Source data
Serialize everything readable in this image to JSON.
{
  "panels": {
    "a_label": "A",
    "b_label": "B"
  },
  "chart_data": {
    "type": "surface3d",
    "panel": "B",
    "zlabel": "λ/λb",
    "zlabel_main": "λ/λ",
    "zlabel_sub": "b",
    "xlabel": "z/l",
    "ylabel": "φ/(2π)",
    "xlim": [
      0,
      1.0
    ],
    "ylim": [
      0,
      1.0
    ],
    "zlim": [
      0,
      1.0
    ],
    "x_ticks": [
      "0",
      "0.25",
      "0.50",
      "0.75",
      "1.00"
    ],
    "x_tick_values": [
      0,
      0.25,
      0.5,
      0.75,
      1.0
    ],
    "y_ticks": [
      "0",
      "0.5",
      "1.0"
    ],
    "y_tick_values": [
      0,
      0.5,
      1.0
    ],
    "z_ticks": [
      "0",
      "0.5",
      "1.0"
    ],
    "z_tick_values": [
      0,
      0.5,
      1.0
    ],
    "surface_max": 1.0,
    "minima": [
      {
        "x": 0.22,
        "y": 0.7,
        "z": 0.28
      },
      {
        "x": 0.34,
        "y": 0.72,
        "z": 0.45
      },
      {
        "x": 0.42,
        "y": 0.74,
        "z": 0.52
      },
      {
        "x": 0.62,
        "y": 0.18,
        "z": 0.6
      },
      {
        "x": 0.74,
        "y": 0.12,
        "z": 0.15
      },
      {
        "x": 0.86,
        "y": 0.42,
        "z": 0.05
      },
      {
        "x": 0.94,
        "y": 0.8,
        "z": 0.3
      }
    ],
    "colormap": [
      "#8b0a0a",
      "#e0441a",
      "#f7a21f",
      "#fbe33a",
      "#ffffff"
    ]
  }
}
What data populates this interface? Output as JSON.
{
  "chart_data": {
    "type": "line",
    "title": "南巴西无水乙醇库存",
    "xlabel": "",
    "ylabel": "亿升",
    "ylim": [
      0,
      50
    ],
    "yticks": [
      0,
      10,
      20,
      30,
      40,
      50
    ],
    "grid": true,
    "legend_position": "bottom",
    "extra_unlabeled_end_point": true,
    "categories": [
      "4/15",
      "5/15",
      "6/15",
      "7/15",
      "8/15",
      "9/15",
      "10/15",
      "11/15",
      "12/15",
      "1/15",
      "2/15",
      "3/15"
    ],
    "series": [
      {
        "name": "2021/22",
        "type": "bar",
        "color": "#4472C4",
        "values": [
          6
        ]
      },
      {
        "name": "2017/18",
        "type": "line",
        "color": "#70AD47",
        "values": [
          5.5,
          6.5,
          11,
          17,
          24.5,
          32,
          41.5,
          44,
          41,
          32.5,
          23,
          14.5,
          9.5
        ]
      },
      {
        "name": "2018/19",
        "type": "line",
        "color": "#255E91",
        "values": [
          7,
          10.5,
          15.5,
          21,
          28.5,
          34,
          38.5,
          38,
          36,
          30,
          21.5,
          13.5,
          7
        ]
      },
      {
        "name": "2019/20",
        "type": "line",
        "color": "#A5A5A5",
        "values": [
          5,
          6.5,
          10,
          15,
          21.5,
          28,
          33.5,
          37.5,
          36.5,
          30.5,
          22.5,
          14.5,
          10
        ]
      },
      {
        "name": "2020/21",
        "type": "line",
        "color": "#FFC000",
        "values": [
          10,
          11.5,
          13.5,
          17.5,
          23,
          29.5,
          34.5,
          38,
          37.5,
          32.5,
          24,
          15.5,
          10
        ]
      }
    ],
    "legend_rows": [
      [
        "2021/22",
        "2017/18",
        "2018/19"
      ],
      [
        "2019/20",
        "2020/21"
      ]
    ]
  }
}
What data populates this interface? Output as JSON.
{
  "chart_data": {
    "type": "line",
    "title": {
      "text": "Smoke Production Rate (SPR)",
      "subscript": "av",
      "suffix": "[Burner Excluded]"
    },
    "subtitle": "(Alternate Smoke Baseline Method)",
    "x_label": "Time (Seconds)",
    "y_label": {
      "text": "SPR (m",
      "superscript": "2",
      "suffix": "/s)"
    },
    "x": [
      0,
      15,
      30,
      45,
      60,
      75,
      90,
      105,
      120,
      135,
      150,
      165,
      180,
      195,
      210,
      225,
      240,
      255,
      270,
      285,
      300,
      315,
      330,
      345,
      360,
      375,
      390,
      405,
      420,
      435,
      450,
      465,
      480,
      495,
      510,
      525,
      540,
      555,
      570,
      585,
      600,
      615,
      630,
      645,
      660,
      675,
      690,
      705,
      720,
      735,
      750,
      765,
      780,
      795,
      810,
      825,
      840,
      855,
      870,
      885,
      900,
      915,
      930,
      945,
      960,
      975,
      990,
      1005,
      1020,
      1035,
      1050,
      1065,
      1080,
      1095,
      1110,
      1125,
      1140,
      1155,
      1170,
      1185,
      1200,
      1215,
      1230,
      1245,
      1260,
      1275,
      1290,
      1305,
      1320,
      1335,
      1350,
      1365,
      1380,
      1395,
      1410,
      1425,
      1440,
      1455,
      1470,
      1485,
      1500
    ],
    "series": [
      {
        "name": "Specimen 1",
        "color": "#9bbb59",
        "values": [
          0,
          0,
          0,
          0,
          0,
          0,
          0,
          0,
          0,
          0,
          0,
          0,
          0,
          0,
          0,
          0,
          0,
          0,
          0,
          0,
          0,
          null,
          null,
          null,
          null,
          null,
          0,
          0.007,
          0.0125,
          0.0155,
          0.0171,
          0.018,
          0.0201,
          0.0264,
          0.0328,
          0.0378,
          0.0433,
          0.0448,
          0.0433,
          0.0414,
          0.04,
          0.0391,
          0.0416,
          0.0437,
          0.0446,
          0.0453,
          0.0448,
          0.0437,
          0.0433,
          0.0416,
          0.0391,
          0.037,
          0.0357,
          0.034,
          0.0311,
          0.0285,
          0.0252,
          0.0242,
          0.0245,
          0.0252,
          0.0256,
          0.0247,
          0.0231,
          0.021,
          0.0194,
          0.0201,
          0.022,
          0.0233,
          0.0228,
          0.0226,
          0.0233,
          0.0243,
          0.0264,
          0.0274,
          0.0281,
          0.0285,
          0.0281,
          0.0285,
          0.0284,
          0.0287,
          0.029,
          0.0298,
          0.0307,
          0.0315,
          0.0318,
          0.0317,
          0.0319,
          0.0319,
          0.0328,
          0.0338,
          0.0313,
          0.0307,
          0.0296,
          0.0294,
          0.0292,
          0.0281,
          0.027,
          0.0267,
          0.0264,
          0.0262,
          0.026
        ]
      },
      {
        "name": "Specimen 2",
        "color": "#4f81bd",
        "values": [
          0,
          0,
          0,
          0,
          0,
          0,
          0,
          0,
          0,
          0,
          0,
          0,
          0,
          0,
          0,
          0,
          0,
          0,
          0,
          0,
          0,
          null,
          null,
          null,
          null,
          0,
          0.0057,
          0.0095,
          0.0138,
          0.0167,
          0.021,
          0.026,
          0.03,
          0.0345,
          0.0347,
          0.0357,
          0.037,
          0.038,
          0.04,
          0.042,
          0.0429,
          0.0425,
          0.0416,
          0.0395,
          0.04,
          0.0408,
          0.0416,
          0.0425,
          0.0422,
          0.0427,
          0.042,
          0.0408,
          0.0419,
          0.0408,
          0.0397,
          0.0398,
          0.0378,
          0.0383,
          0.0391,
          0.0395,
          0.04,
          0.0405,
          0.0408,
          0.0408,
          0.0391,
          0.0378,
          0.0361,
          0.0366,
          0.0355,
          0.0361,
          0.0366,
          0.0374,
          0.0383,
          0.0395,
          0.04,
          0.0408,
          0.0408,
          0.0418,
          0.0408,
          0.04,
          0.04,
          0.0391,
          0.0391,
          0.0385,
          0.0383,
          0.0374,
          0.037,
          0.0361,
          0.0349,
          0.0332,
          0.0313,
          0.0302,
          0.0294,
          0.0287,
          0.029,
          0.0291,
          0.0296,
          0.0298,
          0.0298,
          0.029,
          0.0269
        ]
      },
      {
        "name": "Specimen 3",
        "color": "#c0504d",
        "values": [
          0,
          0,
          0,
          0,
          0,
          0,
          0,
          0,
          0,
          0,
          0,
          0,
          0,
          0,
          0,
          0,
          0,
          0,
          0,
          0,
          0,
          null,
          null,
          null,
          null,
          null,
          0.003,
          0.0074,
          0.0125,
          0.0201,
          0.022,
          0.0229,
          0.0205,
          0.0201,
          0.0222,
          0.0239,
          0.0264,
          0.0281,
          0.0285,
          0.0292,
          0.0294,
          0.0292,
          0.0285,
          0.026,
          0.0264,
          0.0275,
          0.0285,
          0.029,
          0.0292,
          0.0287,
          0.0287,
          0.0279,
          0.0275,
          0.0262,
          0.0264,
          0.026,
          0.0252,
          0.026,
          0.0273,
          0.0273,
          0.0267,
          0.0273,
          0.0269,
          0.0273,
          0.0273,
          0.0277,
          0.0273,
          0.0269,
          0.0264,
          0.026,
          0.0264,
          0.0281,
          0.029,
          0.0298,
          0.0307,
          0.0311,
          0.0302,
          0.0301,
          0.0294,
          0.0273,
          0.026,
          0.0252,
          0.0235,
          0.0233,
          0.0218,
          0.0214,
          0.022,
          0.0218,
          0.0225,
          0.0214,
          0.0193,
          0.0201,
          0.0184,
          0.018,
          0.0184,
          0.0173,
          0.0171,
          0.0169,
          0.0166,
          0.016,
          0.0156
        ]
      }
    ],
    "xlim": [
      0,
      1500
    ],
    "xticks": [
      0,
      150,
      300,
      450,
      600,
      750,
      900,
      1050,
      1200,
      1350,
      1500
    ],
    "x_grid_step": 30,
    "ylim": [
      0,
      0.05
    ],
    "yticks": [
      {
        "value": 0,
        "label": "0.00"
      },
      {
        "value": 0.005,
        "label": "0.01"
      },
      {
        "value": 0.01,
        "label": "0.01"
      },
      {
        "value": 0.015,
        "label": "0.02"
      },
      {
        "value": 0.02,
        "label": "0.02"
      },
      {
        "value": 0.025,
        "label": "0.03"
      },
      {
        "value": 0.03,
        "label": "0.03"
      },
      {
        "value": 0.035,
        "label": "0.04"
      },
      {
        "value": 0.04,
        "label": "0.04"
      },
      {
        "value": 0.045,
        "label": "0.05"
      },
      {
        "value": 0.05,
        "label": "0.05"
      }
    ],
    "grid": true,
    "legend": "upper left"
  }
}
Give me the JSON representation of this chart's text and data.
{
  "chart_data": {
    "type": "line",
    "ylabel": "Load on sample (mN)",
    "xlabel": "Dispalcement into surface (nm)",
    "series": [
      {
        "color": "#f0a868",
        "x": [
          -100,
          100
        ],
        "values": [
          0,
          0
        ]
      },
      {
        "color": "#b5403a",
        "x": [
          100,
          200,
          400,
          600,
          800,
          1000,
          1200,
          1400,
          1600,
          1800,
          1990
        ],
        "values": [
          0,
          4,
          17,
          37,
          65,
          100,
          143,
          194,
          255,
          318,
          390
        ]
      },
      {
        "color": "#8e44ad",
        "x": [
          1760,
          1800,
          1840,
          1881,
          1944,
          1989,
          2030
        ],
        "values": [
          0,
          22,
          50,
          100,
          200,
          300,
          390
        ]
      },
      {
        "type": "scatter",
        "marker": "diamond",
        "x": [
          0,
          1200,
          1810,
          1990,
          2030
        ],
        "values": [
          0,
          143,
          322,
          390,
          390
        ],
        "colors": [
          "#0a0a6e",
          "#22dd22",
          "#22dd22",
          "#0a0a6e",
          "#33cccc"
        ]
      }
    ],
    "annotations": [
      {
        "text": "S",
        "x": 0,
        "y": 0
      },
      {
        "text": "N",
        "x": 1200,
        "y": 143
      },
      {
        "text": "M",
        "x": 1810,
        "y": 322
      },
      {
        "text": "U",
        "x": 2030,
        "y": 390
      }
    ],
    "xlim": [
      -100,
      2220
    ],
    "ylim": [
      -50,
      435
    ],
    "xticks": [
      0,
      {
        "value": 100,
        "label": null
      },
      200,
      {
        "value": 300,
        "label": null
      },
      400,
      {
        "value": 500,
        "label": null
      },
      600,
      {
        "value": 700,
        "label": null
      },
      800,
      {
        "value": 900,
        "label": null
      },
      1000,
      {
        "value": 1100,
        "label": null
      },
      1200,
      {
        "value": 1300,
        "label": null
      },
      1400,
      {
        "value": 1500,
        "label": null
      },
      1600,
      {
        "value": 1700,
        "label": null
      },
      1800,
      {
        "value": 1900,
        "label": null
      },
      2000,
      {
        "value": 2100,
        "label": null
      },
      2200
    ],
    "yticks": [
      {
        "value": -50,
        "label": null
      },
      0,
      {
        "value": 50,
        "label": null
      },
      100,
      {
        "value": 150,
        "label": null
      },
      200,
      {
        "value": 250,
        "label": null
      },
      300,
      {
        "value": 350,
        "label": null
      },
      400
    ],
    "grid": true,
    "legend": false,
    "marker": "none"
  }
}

» **PROBLEM REQUIREMENTS**
Extract every line above containing the word "Specimen".

» **EXERCISE RESPONSE**
        "name": "Specimen 1",
        "name": "Specimen 2",
        "name": "Specimen 3",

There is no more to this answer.